◆ WORK TO BE COMPLETED
Could you copy every line from the material below in which "payments" appears?

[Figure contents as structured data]
_ _ _ _ _
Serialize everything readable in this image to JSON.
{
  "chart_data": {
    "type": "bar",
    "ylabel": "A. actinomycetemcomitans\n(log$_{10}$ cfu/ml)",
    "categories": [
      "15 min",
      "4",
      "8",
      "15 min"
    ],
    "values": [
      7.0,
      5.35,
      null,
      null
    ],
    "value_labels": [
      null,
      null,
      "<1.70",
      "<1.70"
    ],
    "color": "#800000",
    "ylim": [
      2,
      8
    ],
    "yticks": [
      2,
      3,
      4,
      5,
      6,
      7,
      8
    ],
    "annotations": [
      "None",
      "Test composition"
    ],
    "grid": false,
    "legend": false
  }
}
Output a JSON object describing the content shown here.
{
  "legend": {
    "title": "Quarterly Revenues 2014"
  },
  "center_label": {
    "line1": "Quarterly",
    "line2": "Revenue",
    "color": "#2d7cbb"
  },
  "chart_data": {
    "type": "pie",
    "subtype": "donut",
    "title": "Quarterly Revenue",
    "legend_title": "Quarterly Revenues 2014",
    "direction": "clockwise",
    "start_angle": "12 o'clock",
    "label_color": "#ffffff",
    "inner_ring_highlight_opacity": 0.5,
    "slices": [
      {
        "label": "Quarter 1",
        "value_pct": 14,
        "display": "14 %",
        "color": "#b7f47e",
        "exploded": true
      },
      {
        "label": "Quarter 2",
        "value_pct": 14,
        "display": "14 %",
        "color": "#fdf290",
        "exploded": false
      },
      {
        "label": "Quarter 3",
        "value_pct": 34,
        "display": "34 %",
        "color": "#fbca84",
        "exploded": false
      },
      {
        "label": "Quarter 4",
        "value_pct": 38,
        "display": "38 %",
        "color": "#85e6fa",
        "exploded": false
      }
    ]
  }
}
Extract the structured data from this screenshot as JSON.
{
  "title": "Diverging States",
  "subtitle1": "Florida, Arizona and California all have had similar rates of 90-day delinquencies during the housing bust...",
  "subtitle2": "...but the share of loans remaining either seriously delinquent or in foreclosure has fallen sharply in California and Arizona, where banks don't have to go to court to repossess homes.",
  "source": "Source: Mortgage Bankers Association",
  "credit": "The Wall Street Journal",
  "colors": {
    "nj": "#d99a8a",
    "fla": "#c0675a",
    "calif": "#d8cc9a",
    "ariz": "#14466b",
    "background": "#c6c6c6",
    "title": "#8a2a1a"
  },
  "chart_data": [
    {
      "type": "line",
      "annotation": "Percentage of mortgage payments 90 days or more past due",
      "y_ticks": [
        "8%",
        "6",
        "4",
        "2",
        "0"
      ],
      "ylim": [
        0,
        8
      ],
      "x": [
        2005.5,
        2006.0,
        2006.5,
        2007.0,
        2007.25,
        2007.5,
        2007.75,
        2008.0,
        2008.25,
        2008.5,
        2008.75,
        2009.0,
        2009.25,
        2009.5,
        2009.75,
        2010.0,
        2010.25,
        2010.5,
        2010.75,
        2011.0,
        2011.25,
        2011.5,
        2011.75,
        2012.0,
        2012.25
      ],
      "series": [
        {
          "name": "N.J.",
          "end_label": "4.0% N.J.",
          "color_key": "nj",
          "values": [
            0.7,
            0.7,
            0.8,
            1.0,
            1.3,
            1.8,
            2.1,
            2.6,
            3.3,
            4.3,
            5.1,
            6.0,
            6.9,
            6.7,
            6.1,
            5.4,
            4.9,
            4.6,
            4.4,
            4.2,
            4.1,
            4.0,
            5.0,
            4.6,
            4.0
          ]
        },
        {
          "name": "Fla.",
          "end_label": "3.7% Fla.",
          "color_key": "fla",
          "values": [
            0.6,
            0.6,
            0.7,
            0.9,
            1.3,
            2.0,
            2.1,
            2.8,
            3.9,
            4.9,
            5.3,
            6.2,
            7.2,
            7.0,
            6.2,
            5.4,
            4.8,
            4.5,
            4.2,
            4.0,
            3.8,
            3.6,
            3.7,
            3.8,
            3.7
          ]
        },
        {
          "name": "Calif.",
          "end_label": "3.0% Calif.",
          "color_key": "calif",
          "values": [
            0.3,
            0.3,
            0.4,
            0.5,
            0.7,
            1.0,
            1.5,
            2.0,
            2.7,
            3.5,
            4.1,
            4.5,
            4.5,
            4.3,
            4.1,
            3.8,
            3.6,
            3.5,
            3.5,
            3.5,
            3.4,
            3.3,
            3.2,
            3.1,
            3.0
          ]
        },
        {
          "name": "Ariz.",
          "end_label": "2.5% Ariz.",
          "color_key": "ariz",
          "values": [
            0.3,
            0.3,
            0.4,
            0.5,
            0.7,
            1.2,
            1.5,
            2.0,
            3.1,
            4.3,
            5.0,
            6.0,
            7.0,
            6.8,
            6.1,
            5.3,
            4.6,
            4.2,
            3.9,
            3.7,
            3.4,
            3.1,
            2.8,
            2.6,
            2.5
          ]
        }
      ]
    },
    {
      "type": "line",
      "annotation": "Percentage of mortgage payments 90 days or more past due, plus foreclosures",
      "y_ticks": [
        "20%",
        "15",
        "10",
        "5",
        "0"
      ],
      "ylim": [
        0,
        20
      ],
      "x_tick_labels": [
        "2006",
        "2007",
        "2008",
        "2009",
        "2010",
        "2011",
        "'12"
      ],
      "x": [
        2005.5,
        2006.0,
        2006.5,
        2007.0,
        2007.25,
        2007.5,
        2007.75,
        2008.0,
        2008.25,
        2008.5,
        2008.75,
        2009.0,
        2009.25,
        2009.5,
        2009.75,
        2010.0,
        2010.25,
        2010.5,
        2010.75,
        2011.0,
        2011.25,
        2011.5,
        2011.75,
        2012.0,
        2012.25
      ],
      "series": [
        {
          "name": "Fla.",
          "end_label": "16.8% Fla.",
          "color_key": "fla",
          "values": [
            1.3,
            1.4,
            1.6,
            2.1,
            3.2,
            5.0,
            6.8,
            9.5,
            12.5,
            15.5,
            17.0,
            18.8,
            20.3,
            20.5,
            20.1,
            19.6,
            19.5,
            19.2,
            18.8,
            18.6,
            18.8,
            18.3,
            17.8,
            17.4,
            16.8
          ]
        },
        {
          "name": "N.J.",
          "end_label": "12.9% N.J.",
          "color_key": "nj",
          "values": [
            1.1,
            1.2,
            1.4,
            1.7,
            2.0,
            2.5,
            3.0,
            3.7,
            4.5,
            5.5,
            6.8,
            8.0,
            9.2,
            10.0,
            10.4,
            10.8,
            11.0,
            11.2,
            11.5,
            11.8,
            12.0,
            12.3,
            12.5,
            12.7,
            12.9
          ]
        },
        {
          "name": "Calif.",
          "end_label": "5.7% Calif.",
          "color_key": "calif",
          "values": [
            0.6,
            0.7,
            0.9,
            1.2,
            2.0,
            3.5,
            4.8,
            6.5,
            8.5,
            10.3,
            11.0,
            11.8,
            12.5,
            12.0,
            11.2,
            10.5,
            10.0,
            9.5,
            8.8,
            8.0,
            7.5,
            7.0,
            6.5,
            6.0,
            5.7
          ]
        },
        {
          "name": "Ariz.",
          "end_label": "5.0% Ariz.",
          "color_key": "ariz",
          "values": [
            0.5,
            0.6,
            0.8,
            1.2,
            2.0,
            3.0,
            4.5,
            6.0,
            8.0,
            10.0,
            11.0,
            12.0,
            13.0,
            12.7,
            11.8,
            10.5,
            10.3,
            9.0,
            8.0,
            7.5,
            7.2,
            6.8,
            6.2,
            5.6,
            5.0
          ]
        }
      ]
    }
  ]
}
_ _ _ _ _
◆ ANSWER
      "annotation": "Percentage of mortgage payments 90 days or more past due",
      "annotation": "Percentage of mortgage payments 90 days or more past due, plus foreclosures",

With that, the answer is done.